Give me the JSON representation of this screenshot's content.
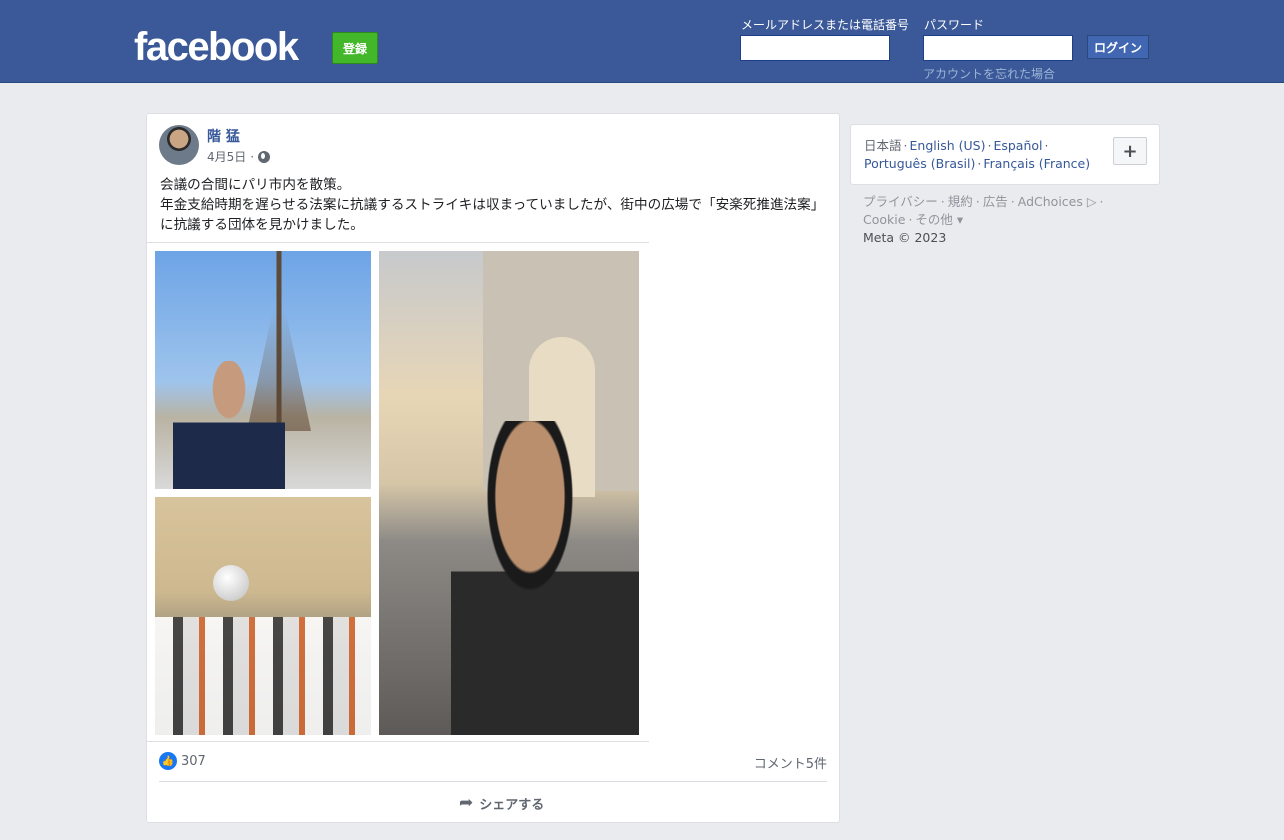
{
  "header": {
    "logo": "facebook",
    "signup_label": "登録",
    "email_label": "メールアドレスまたは電話番号",
    "password_label": "パスワード",
    "login_label": "ログイン",
    "forgot_label": "アカウントを忘れた場合",
    "bg_color": "#3b5998"
  },
  "post": {
    "author": "階 猛",
    "date": "4月5日",
    "privacy_icon": "globe-icon",
    "text_line1": "会議の合間にパリ市内を散策。",
    "text_line2": "年金支給時期を遅らせる法案に抗議するストライキは収まっていましたが、街中の広場で「安楽死推進法案」に抗議する団体を見かけました。",
    "reactions_count": "307",
    "comments_label": "コメント5件",
    "share_label": "シェアする"
  },
  "languages": {
    "current": "日本語",
    "options": [
      "English (US)",
      "Español",
      "Português (Brasil)",
      "Français (France)"
    ],
    "add_label": "+"
  },
  "footer": {
    "links": [
      "プライバシー",
      "規約",
      "広告",
      "AdChoices",
      "Cookie",
      "その他"
    ],
    "copyright": "Meta © 2023"
  }
}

******

▶ [OBJECTIVE]: Retype everything in the material word for word, minus pictures.

▶ [RIGHT ANSWER]:
Give me the JSON representation of this screenshot's content.
{
  "header": {
    "logo": "facebook",
    "signup_label": "登録",
    "email_label": "メールアドレスまたは電話番号",
    "password_label": "パスワード",
    "login_label": "ログイン",
    "forgot_label": "アカウントを忘れた場合",
    "bg_color": "#3b5998"
  },
  "post": {
    "author": "階 猛",
    "date": "4月5日",
    "privacy_icon": "globe-icon",
    "text_line1": "会議の合間にパリ市内を散策。",
    "text_line2": "年金支給時期を遅らせる法案に抗議するストライキは収まっていましたが、街中の広場で「安楽死推進法案」に抗議する団体を見かけました。",
    "reactions_count": "307",
    "comments_label": "コメント5件",
    "share_label": "シェアする"
  },
  "languages": {
    "current": "日本語",
    "options": [
      "English (US)",
      "Español",
      "Português (Brasil)",
      "Français (France)"
    ],
    "add_label": "+"
  },
  "footer": {
    "links": [
      "プライバシー",
      "規約",
      "広告",
      "AdChoices",
      "Cookie",
      "その他"
    ],
    "copyright": "Meta © 2023"
  }
}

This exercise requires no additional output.